* [TASK TO COMPLETE]:
Return every record below exactly as written, but leave out the pictures.

= = = = = = =

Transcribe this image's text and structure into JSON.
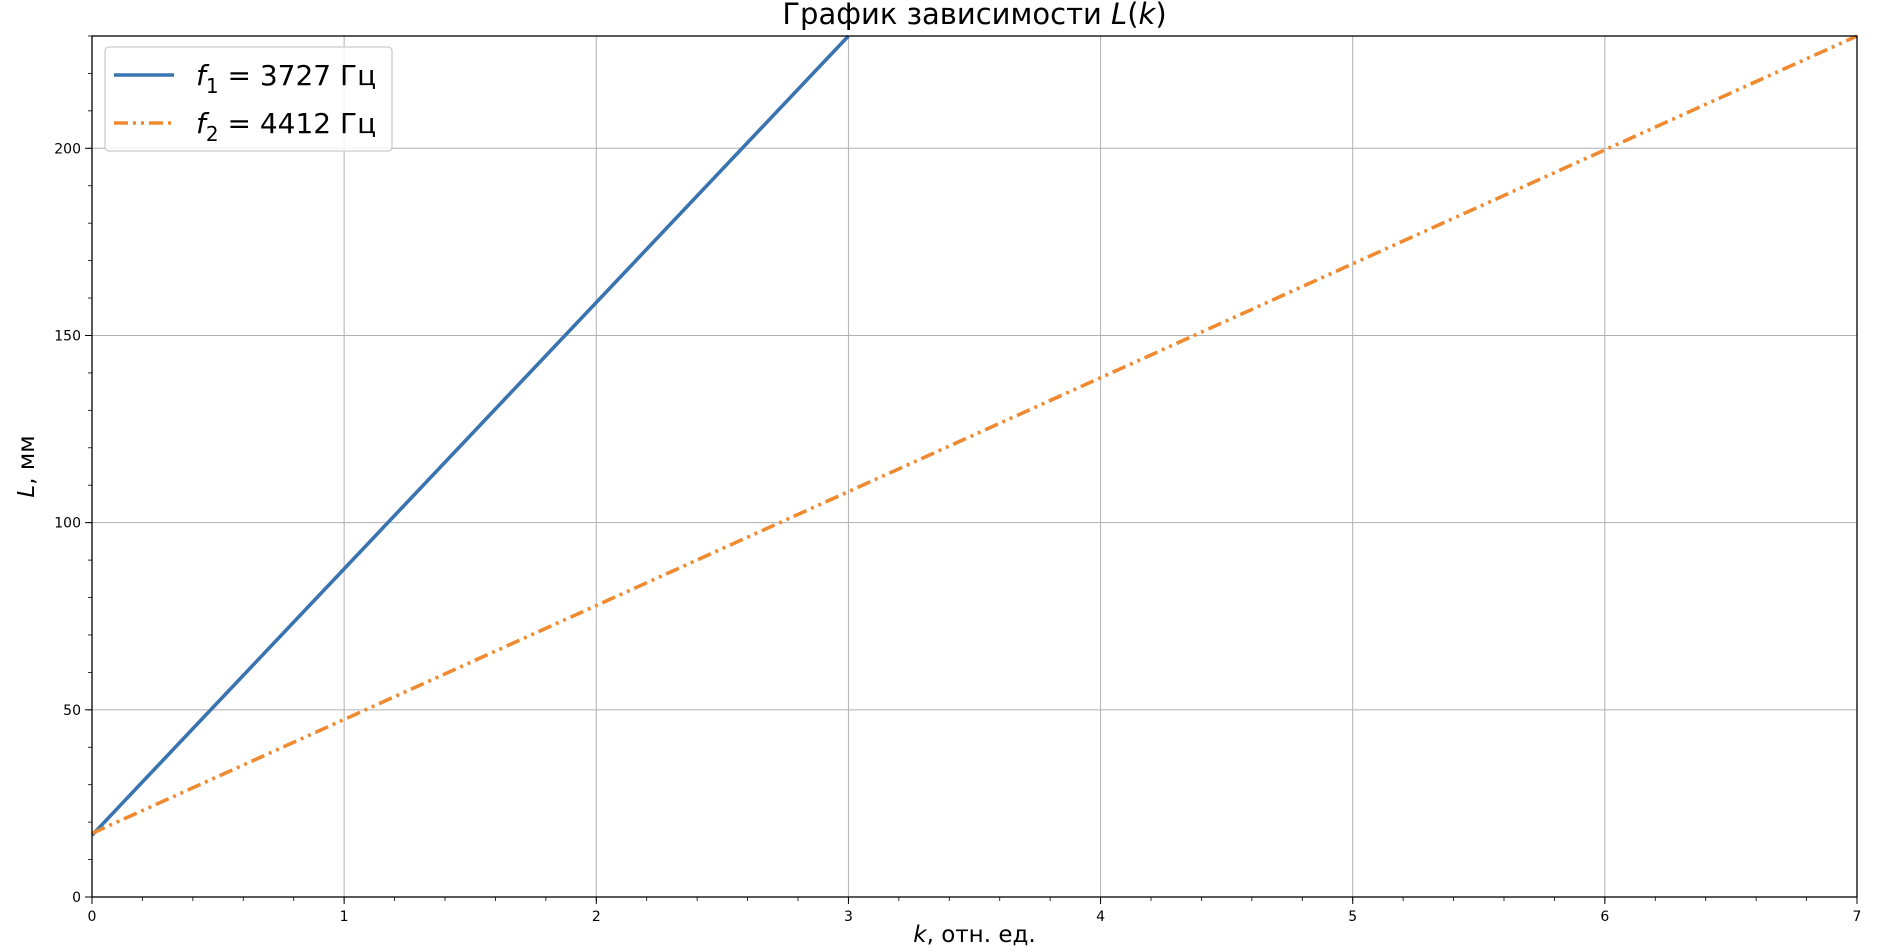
{
  "chart_data": {
    "type": "line",
    "title": {
      "prefix": "График зависимости ",
      "var": "L",
      "open": "(",
      "arg": "k",
      "close": ")"
    },
    "xlabel": {
      "var": "k",
      "rest": ", отн. ед."
    },
    "ylabel": {
      "var": "L",
      "rest": ", мм"
    },
    "xlim": [
      0,
      7
    ],
    "ylim": [
      0,
      230
    ],
    "xticks": [
      "0",
      "1",
      "2",
      "3",
      "4",
      "5",
      "6",
      "7"
    ],
    "yticks": [
      "0",
      "50",
      "100",
      "150",
      "200"
    ],
    "grid": true,
    "legend_position": "top-left",
    "series": [
      {
        "symbol": "f",
        "sub": "1",
        "eq": " = 3727 Гц",
        "color": "#3a74b0",
        "style": "solid",
        "x": [
          0,
          3
        ],
        "y": [
          16.5,
          230
        ]
      },
      {
        "symbol": "f",
        "sub": "2",
        "eq": " = 4412 Гц",
        "color": "#f08a30",
        "style": "dashdotdot",
        "x": [
          0,
          7
        ],
        "y": [
          17,
          230
        ]
      }
    ]
  }
}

= = = = = = =

* [IN RESPONSE]:
Transcribe this image's text and structure into JSON.
{
  "chart_data": {
    "type": "line",
    "title": {
      "prefix": "График зависимости ",
      "var": "L",
      "open": "(",
      "arg": "k",
      "close": ")"
    },
    "xlabel": {
      "var": "k",
      "rest": ", отн. ед."
    },
    "ylabel": {
      "var": "L",
      "rest": ", мм"
    },
    "xlim": [
      0,
      7
    ],
    "ylim": [
      0,
      230
    ],
    "xticks": [
      "0",
      "1",
      "2",
      "3",
      "4",
      "5",
      "6",
      "7"
    ],
    "yticks": [
      "0",
      "50",
      "100",
      "150",
      "200"
    ],
    "grid": true,
    "legend_position": "top-left",
    "series": [
      {
        "symbol": "f",
        "sub": "1",
        "eq": " = 3727 Гц",
        "color": "#3a74b0",
        "style": "solid",
        "x": [
          0,
          3
        ],
        "y": [
          16.5,
          230
        ]
      },
      {
        "symbol": "f",
        "sub": "2",
        "eq": " = 4412 Гц",
        "color": "#f08a30",
        "style": "dashdotdot",
        "x": [
          0,
          7
        ],
        "y": [
          17,
          230
        ]
      }
    ]
  }
}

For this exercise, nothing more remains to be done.